## [Prompt]
Keep the pictures out and restate every record exactly.

## [Entries supplied]
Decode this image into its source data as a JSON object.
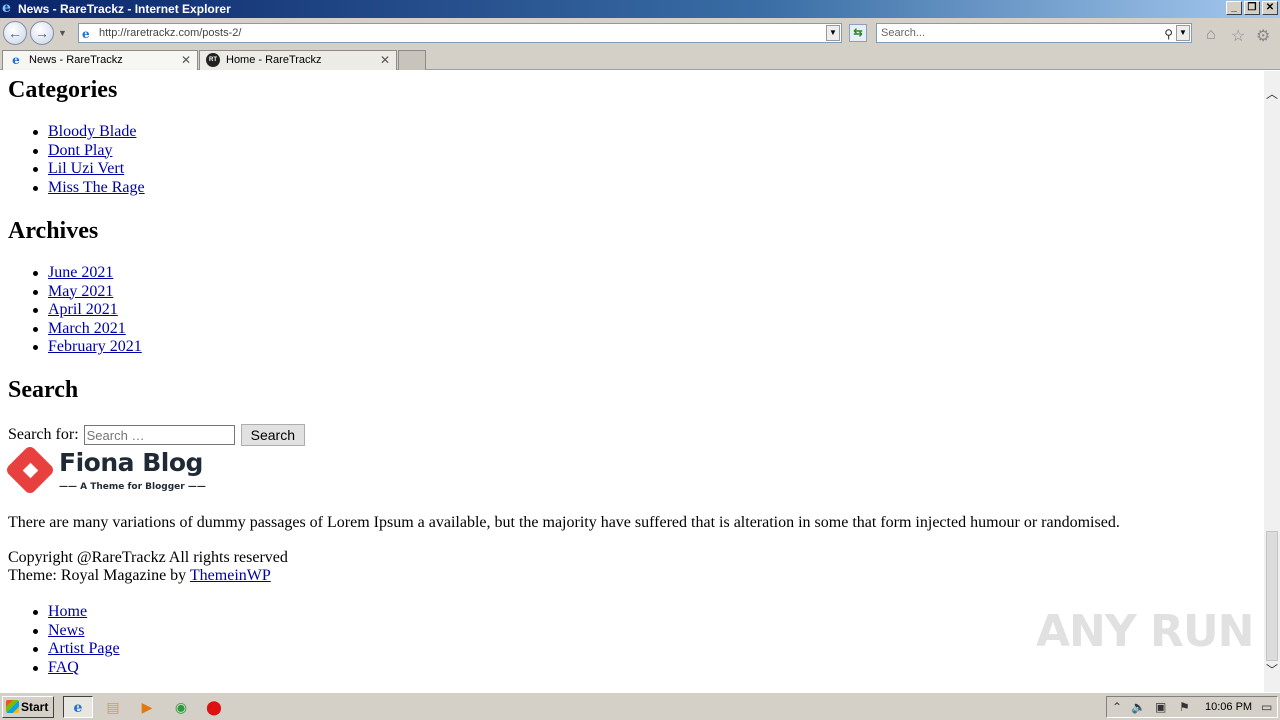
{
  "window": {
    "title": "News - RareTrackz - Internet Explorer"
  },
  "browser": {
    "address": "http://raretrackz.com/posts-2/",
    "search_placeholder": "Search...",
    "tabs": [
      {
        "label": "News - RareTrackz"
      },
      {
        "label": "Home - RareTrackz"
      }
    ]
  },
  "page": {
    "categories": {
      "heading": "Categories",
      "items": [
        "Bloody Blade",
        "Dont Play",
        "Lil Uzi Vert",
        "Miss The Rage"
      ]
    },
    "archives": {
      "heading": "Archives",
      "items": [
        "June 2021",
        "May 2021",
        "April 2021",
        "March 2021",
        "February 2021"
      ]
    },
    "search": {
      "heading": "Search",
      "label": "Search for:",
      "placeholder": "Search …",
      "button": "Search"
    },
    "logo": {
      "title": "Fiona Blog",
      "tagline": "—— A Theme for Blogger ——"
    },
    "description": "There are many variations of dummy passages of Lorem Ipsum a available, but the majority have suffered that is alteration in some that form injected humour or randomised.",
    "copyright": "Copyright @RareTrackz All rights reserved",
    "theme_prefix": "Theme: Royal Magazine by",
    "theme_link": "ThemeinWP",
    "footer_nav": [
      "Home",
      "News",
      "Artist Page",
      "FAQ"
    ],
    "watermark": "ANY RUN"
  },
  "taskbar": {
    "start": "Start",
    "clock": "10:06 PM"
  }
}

## [Exercise answer]
Decode this image into its source data as a JSON object.
{
  "window": {
    "title": "News - RareTrackz - Internet Explorer"
  },
  "browser": {
    "address": "http://raretrackz.com/posts-2/",
    "search_placeholder": "Search...",
    "tabs": [
      {
        "label": "News - RareTrackz"
      },
      {
        "label": "Home - RareTrackz"
      }
    ]
  },
  "page": {
    "categories": {
      "heading": "Categories",
      "items": [
        "Bloody Blade",
        "Dont Play",
        "Lil Uzi Vert",
        "Miss The Rage"
      ]
    },
    "archives": {
      "heading": "Archives",
      "items": [
        "June 2021",
        "May 2021",
        "April 2021",
        "March 2021",
        "February 2021"
      ]
    },
    "search": {
      "heading": "Search",
      "label": "Search for:",
      "placeholder": "Search …",
      "button": "Search"
    },
    "logo": {
      "title": "Fiona Blog",
      "tagline": "—— A Theme for Blogger ——"
    },
    "description": "There are many variations of dummy passages of Lorem Ipsum a available, but the majority have suffered that is alteration in some that form injected humour or randomised.",
    "copyright": "Copyright @RareTrackz All rights reserved",
    "theme_prefix": "Theme: Royal Magazine by",
    "theme_link": "ThemeinWP",
    "footer_nav": [
      "Home",
      "News",
      "Artist Page",
      "FAQ"
    ],
    "watermark": "ANY RUN"
  },
  "taskbar": {
    "start": "Start",
    "clock": "10:06 PM"
  }
}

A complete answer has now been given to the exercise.